## EXERCISE DIRECTIONS
What follows is a set of records; restate each one word for word and drop the pictures.

## RECORDS SHOWN
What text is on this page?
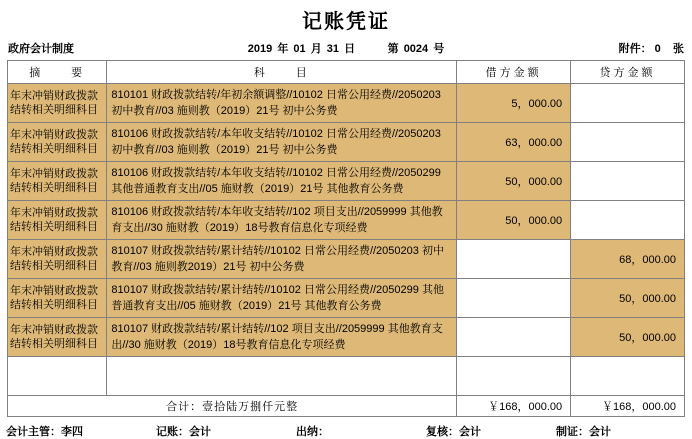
记账凭证
政府会计制度	2019 年 01 月 31 日	第 0024 号	附件： 0 张
摘　　要	科　　目	借方金额	贷方金额
年末冲销财政拨款结转相关明细科目	810101 财政拨款结转/年初余额调整//10102 日常公用经费//2050203 初中教育//03 施则教（2019）21号 初中公务费	5，000.00	
年末冲销财政拨款结转相关明细科目	810106 财政拨款结转/本年收支结转//10102 日常公用经费//2050203 初中教育//03 施则教（2019）21号 初中公务费	63，000.00	
年末冲销财政拨款结转相关明细科目	810106 财政拨款结转/本年收支结转//10102 日常公用经费//2050299 其他普通教育支出//05 施财教（2019）21号 其他教育公务费	50，000.00	
年末冲销财政拨款结转相关明细科目	810106 财政拨款结转/本年收支结转//102 项目支出//2059999 其他教育支出//30 施财教（2019）18号教育信息化专项经费	50，000.00	
年末冲销财政拨款结转相关明细科目	810107 财政拨款结转/累计结转//10102 日常公用经费//2050203 初中教育//03 施则教2019）21号 初中公务费		68，000.00
年末冲销财政拨款结转相关明细科目	810107 财政拨款结转/累计结转//10102 日常公用经费//2050299 其他普通教育支出//05 施财教（2019）21号 其他教育公务费		50，000.00
年末冲销财政拨款结转相关明细科目	810107 财政拨款结转/累计结转//102 项目支出//2059999 其他教育支出//30 施财教（2019）18号教育信息化专项经费		50，000.00

合计：壹拾陆万捌仟元整		￥168，000.00	￥168，000.00
会计主管：李四	记账：会计	出纳：	复核：会计	制证：会计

## FULL ANSWER
What text is on this page?
记账凭证
政府会计制度	2019 年 01 月 31 日	第 0024 号	附件： 0 张
摘　　要	科　　目	借方金额	贷方金额
年末冲销财政拨款结转相关明细科目	810101 财政拨款结转/年初余额调整//10102 日常公用经费//2050203 初中教育//03 施则教（2019）21号 初中公务费	5，000.00	
年末冲销财政拨款结转相关明细科目	810106 财政拨款结转/本年收支结转//10102 日常公用经费//2050203 初中教育//03 施则教（2019）21号 初中公务费	63，000.00	
年末冲销财政拨款结转相关明细科目	810106 财政拨款结转/本年收支结转//10102 日常公用经费//2050299 其他普通教育支出//05 施财教（2019）21号 其他教育公务费	50，000.00	
年末冲销财政拨款结转相关明细科目	810106 财政拨款结转/本年收支结转//102 项目支出//2059999 其他教育支出//30 施财教（2019）18号教育信息化专项经费	50，000.00	
年末冲销财政拨款结转相关明细科目	810107 财政拨款结转/累计结转//10102 日常公用经费//2050203 初中教育//03 施则教2019）21号 初中公务费		68，000.00
年末冲销财政拨款结转相关明细科目	810107 财政拨款结转/累计结转//10102 日常公用经费//2050299 其他普通教育支出//05 施财教（2019）21号 其他教育公务费		50，000.00
年末冲销财政拨款结转相关明细科目	810107 财政拨款结转/累计结转//102 项目支出//2059999 其他教育支出//30 施财教（2019）18号教育信息化专项经费		50，000.00

合计：壹拾陆万捌仟元整		￥168，000.00	￥168，000.00
会计主管：李四	记账：会计	出纳：	复核：会计	制证：会计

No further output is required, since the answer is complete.